> [Task directions] Copy out each line in the material below that has the word "name".

> [Data for this task]
────────────────────
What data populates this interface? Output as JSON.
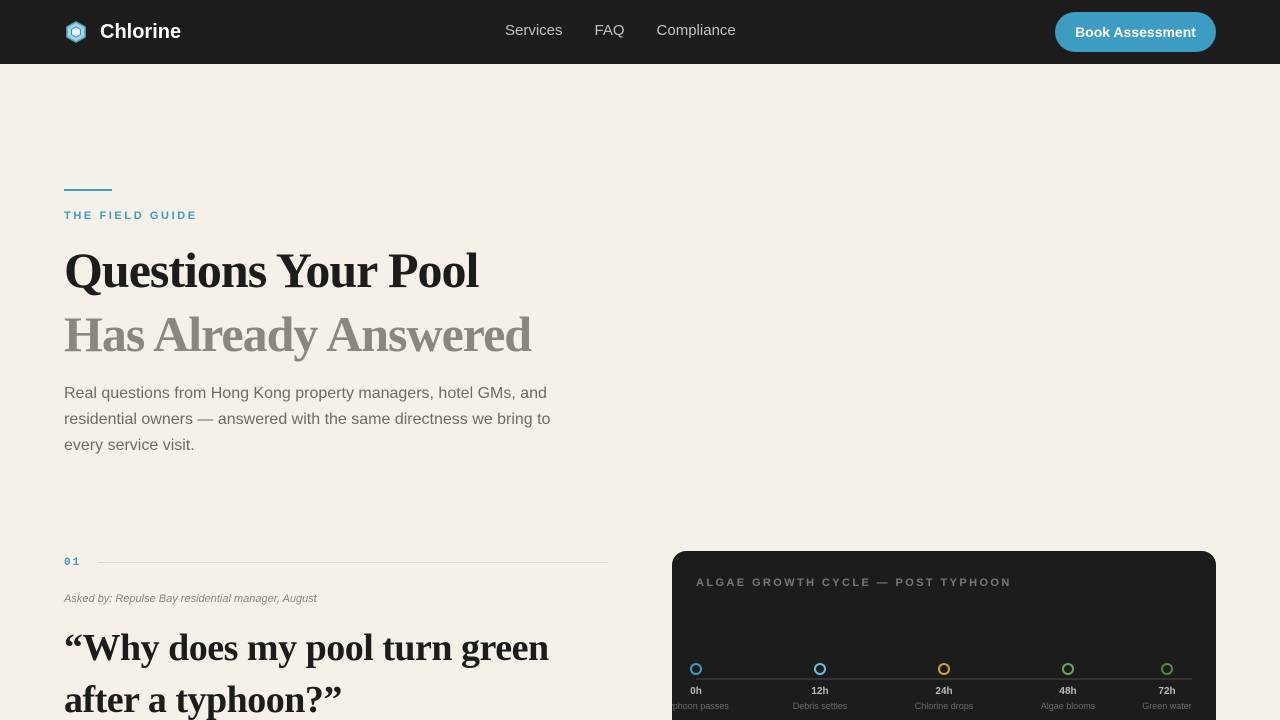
{
  "nav": {
    "brand": "Chlorine",
    "links": [
      "Services",
      "FAQ",
      "Compliance"
    ],
    "cta": "Book Assessment"
  },
  "hero": {
    "eyebrow": "THE FIELD GUIDE",
    "title_line1": "Questions Your Pool",
    "title_line2": "Has Already Answered",
    "lede": "Real questions from Hong Kong property managers, hotel GMs, and residential owners — answered with the same directness we bring to every service visit."
  },
  "question": {
    "number": "01",
    "asked": "Asked by: Repulse Bay residential manager, August",
    "title": "“Why does my pool turn green after a typhoon?”"
  },
  "timeline_card": {
    "title": "ALGAE GROWTH CYCLE — POST TYPHOON",
    "stages": [
      {
        "hour": "0h",
        "label": "Typhoon passes",
        "color": "#3d9cc2"
      },
      {
        "hour": "12h",
        "label": "Debris settles",
        "color": "#6cc0e0"
      },
      {
        "hour": "24h",
        "label": "Chlorine drops",
        "color": "#d4a047"
      },
      {
        "hour": "48h",
        "label": "Algae blooms",
        "color": "#6aa858"
      },
      {
        "hour": "72h",
        "label": "Green water",
        "color": "#4f8a3e"
      }
    ]
  }
}
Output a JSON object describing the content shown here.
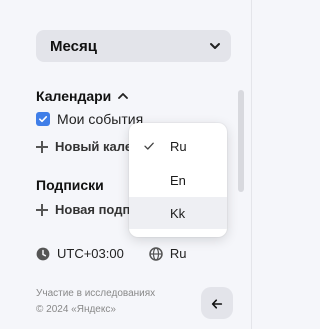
{
  "view_select": {
    "selected": "Месяц"
  },
  "calendars": {
    "title": "Календари",
    "items": [
      {
        "label": "Мои события",
        "checked": true
      }
    ],
    "add_label": "Новый календарь"
  },
  "subscriptions": {
    "title": "Подписки",
    "add_label": "Новая подписка"
  },
  "settings": {
    "timezone": "UTC+03:00",
    "language": "Ru"
  },
  "language_menu": {
    "options": [
      {
        "label": "Ru",
        "selected": true
      },
      {
        "label": "En",
        "selected": false
      },
      {
        "label": "Kk",
        "selected": false,
        "hovered": true
      }
    ]
  },
  "footer": {
    "research_link": "Участие в исследованиях",
    "copyright": "© 2024 «Яндекс»"
  },
  "colors": {
    "accent": "#3f7ee8",
    "panel_bg": "#f5f6fa",
    "control_bg": "#e3e4ea",
    "popup_bg": "#ffffff",
    "hover_bg": "#eeeff3"
  }
}
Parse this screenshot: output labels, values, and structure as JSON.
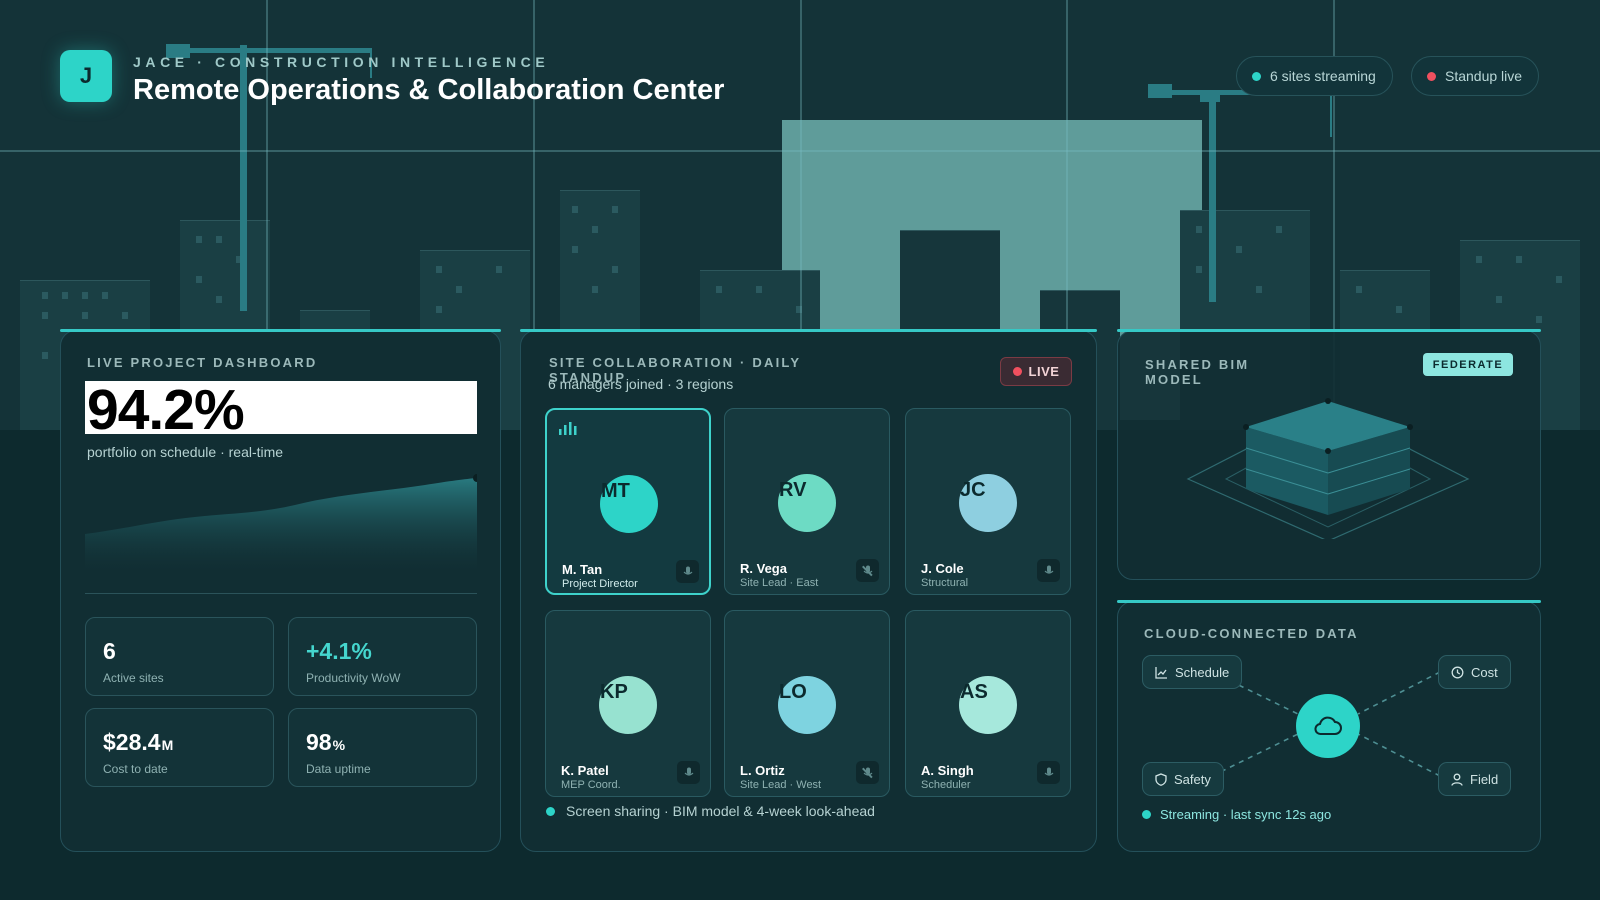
{
  "header": {
    "logo_letter": "J",
    "brand": "JACE · CONSTRUCTION INTELLIGENCE",
    "title": "Remote Operations & Collaboration Center",
    "status_pills": [
      {
        "label": "6 sites streaming",
        "dot_color": "#2dd4c8"
      },
      {
        "label": "Standup live",
        "dot_color": "#f0505f"
      }
    ]
  },
  "dashboard": {
    "label": "LIVE PROJECT DASHBOARD",
    "kpi_value": "94.2%",
    "kpi_caption": "portfolio on schedule · real-time",
    "stats": [
      {
        "value": "6",
        "unit": "",
        "label": "Active  sites",
        "accent": false
      },
      {
        "value": "+4.1%",
        "unit": "",
        "label": "Productivity  WoW",
        "accent": true
      },
      {
        "value": "$28.4",
        "unit": "M",
        "label": "Cost to date",
        "accent": false
      },
      {
        "value": "98",
        "unit": "%",
        "label": "Data uptime",
        "accent": false
      }
    ]
  },
  "collaboration": {
    "label_line1": "SITE COLLABORATION · DAILY",
    "label_line2": "STANDUP",
    "live_label": "LIVE",
    "subtitle": "6 managers joined · 3 regions",
    "participants": [
      {
        "initials": "MT",
        "name": "M. Tan",
        "role": "Project Director",
        "avatar_color": "#2dd4c8",
        "active": true,
        "muted": false
      },
      {
        "initials": "RV",
        "name": "R. Vega",
        "role": "Site Lead · East",
        "avatar_color": "#6ddbc4",
        "active": false,
        "muted": true
      },
      {
        "initials": "JC",
        "name": "J. Cole",
        "role": "Structural",
        "avatar_color": "#8ecfe0",
        "active": false,
        "muted": false
      },
      {
        "initials": "KP",
        "name": "K. Patel",
        "role": "MEP  Coord.",
        "avatar_color": "#97e2d0",
        "active": false,
        "muted": false
      },
      {
        "initials": "LO",
        "name": "L. Ortiz",
        "role": "Site Lead · West",
        "avatar_color": "#7ed3e0",
        "active": false,
        "muted": true
      },
      {
        "initials": "AS",
        "name": "A. Singh",
        "role": "Scheduler",
        "avatar_color": "#a6e8dc",
        "active": false,
        "muted": false
      }
    ],
    "footer": "Screen sharing · BIM model & 4-week look-ahead"
  },
  "bim": {
    "label_line1": "SHARED BIM",
    "label_line2": "MODEL",
    "federate_label": "FEDERATE"
  },
  "cloud": {
    "label": "CLOUD-CONNECTED DATA",
    "nodes": [
      {
        "label": "Schedule",
        "icon": "chart-icon"
      },
      {
        "label": "Cost",
        "icon": "clock-icon"
      },
      {
        "label": "Safety",
        "icon": "shield-icon"
      },
      {
        "label": "Field",
        "icon": "person-icon"
      }
    ],
    "footer": "Streaming · last sync 12s ago"
  },
  "colors": {
    "accent": "#2dd4c8",
    "live_red": "#f0505f",
    "background": "#0c2a2e"
  }
}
────────────────────
> [Final result]
        "name": "M. Tan",
        "name": "R. Vega",
        "name": "J. Cole",
        "name": "K. Patel",
        "name": "L. Ortiz",
        "name": "A. Singh",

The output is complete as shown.